Recorded data:

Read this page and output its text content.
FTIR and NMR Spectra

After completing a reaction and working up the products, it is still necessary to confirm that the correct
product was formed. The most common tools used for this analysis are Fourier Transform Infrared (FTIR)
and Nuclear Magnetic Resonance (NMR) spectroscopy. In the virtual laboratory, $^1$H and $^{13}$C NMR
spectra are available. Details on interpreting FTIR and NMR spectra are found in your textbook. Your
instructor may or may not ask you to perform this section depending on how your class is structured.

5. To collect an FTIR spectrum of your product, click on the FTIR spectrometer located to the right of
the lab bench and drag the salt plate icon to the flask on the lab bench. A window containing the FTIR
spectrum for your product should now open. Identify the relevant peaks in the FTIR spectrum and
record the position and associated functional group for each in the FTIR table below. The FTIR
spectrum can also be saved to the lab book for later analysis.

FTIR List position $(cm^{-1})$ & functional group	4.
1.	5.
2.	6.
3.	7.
...
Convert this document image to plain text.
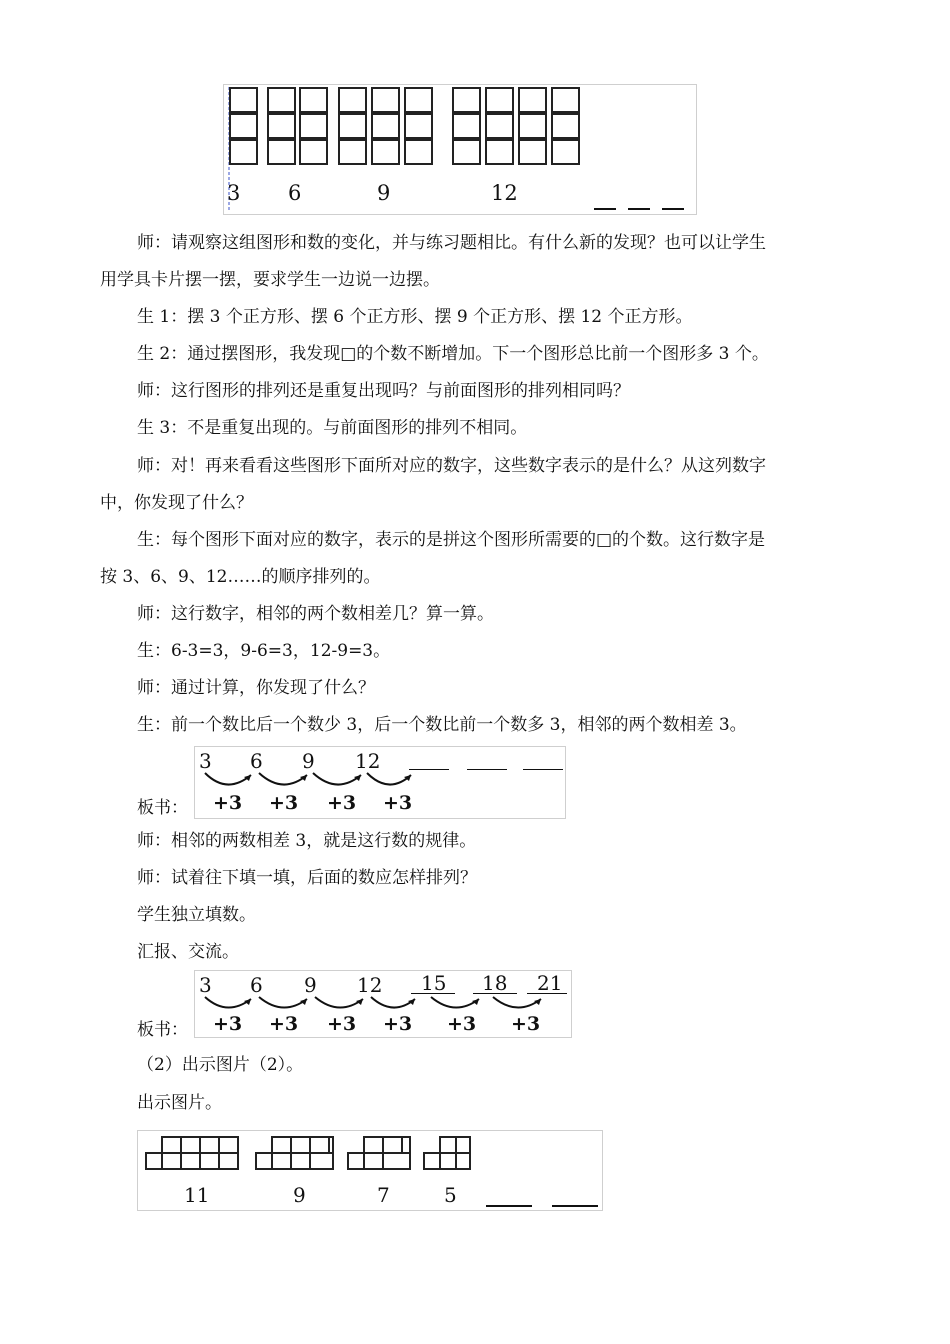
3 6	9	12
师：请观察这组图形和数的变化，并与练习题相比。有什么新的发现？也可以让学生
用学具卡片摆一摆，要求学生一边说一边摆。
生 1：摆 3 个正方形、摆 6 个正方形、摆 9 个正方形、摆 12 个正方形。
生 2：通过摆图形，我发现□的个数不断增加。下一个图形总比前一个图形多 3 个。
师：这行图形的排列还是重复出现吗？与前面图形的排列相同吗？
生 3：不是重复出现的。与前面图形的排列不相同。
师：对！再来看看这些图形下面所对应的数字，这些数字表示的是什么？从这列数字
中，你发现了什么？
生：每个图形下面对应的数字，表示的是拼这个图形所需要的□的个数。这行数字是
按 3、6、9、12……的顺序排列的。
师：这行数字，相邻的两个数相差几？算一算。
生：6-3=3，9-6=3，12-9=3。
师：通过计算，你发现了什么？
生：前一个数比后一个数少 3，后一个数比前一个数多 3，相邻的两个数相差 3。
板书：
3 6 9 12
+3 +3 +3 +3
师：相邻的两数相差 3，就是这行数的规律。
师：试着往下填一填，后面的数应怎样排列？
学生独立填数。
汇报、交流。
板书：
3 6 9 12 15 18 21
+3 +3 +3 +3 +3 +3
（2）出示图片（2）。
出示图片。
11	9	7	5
==
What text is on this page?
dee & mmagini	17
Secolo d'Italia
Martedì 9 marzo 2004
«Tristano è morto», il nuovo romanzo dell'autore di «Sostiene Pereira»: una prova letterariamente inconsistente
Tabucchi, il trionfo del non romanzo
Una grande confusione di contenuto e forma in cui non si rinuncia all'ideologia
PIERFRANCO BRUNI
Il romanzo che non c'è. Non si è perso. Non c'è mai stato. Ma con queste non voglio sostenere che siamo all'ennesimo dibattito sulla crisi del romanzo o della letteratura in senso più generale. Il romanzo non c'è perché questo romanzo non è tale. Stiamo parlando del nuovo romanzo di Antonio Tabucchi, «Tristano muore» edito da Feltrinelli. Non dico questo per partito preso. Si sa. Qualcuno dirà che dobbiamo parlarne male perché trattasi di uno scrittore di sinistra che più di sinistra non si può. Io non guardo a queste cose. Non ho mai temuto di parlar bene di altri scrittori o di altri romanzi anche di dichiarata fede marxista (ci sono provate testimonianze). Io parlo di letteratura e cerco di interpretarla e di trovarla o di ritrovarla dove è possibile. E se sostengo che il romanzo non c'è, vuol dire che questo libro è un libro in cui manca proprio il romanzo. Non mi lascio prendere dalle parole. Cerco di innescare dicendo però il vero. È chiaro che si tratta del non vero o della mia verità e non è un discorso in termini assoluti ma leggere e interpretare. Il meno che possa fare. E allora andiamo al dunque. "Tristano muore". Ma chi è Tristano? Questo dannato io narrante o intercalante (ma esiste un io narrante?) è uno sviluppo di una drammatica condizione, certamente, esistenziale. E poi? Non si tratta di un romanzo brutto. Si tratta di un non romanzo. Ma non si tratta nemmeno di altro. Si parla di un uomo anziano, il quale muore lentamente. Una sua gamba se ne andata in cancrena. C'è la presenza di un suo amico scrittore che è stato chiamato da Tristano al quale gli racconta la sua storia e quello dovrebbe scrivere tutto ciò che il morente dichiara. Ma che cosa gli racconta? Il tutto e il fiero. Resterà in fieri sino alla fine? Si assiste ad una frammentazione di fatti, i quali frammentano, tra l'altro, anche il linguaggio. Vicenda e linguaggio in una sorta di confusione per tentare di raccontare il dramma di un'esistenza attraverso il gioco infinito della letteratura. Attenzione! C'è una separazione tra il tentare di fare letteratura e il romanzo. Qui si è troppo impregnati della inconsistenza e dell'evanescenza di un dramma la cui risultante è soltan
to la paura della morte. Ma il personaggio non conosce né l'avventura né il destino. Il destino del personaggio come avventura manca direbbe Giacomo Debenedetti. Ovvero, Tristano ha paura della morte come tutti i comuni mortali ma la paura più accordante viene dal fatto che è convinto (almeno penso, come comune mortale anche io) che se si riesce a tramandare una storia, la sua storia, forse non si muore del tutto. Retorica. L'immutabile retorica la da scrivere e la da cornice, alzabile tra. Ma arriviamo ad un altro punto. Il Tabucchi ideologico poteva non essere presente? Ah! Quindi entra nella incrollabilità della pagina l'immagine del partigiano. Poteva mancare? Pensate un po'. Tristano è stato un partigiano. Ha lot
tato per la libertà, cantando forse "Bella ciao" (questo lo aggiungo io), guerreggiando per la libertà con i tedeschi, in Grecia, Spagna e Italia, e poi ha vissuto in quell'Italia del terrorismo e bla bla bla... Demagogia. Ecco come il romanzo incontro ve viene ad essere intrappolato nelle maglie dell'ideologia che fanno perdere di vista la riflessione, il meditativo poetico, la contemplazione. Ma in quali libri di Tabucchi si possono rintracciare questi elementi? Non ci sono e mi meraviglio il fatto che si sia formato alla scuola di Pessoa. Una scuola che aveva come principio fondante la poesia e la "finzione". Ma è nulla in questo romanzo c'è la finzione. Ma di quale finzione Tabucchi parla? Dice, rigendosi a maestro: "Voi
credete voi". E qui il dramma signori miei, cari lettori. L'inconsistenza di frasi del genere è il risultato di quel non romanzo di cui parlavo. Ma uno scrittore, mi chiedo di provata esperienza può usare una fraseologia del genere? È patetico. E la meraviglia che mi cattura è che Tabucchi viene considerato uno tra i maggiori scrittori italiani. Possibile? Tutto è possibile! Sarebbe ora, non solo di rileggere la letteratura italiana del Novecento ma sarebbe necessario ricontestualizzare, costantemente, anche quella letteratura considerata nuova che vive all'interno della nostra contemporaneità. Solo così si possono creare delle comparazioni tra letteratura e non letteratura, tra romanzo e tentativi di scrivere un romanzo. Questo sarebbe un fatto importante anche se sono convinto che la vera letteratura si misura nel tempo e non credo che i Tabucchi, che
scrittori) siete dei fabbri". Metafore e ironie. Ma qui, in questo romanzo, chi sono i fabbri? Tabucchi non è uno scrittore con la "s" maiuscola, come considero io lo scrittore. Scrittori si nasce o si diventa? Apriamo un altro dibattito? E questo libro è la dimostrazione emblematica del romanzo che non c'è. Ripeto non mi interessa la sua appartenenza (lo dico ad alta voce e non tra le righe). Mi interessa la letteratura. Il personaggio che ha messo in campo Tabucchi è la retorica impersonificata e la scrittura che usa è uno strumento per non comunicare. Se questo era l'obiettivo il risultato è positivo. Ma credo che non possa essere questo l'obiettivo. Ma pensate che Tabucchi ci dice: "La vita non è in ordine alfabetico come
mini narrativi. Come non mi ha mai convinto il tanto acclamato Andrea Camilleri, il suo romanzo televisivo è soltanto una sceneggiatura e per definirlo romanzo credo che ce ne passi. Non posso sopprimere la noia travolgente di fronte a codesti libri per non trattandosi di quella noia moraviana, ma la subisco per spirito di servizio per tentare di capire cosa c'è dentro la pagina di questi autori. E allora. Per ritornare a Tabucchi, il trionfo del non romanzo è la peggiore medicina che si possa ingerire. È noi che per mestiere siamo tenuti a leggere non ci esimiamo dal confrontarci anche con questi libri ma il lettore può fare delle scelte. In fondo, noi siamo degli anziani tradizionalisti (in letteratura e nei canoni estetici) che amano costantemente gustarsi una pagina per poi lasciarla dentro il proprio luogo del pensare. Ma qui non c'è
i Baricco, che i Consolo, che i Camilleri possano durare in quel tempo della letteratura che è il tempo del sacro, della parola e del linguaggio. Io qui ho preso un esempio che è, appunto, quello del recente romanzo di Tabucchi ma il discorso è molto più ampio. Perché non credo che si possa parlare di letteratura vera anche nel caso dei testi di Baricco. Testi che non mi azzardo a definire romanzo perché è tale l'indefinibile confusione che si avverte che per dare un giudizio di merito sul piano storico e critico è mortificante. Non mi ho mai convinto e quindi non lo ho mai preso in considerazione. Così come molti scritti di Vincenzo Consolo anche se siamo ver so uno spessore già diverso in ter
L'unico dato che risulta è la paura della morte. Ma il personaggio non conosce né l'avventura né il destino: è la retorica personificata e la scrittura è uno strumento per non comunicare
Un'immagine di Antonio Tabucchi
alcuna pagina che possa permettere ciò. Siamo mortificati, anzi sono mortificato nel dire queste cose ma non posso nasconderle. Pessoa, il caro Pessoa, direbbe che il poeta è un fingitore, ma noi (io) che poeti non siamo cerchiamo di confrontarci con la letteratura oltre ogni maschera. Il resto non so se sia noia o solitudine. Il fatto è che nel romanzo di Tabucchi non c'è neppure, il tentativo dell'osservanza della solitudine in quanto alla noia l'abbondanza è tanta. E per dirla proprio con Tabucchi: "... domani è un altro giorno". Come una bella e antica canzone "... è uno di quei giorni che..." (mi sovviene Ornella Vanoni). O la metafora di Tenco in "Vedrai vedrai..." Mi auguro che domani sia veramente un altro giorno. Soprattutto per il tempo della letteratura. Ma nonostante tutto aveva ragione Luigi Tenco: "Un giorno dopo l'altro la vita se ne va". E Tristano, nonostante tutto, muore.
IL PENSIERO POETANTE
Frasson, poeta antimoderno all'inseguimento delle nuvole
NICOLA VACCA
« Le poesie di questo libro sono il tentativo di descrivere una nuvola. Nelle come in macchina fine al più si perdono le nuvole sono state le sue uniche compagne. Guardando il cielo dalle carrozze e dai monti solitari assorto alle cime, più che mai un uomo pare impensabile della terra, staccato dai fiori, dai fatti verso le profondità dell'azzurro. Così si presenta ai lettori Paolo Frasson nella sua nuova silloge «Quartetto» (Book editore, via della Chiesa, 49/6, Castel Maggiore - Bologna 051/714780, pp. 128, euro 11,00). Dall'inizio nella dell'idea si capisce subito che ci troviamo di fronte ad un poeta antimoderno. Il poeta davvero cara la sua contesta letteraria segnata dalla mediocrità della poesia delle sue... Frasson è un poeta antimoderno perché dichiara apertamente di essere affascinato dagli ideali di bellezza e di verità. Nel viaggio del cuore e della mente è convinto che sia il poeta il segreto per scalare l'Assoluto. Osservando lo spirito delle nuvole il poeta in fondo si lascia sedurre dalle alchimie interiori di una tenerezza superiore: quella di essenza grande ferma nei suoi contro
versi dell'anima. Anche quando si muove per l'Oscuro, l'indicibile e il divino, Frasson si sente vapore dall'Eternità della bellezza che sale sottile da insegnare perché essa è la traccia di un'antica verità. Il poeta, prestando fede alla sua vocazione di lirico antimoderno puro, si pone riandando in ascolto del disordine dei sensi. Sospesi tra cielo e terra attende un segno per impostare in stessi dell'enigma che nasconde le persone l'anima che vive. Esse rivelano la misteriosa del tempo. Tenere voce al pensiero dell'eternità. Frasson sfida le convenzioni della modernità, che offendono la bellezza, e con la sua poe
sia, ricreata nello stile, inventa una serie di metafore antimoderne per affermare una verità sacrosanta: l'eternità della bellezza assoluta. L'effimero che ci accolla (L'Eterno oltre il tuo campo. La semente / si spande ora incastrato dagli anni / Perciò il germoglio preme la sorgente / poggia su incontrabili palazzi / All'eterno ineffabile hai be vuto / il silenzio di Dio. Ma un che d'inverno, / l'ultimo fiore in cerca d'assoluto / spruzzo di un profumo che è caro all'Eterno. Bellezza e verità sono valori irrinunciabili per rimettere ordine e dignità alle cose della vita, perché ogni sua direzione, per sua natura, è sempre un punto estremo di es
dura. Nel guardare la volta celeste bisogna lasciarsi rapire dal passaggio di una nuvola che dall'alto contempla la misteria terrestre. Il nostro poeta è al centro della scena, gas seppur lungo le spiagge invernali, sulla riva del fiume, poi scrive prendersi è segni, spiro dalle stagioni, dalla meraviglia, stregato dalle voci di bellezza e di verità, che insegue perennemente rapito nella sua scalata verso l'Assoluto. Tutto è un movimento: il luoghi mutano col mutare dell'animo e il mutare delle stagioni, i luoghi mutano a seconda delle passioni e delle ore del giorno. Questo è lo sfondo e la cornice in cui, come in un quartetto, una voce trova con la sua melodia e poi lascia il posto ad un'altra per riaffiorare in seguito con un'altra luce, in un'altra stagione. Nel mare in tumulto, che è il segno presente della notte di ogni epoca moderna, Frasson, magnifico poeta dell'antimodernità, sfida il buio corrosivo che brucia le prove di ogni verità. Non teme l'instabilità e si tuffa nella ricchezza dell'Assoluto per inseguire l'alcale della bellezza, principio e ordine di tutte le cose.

=== INSTRUCTIONS FOR THE TASK ===
Pick out each line containing the string "destino" and copy it.

=== RESULT OF THIS TASK ===
to la paura della morte. Ma il personaggio non conosce né l'avventura né il destino. Il destino del personaggio come avventura manca direbbe Giacomo Debenedetti. Ovvero, Tristano ha paura della morte come tutti i comuni mortali ma la paura più accordante viene dal fatto che è convinto (almeno penso, come comune mortale anche io) che se si riesce a tramandare una storia, la sua storia, forse non si muore del tutto. Retorica. L'immutabile retorica la da scrivere e la da cornice, alzabile tra. Ma arriviamo ad un altro punto. Il Tabucchi ideologico poteva non essere presente? Ah! Quindi entra nella incrollabilità della pagina l'immagine del partigiano. Poteva mancare? Pensate un po'. Tristano è stato un partigiano. Ha lot
L'unico dato che risulta è la paura della morte. Ma il personaggio non conosce né l'avventura né il destino: è la retorica personificata e la scrittura è uno strumento per non comunicare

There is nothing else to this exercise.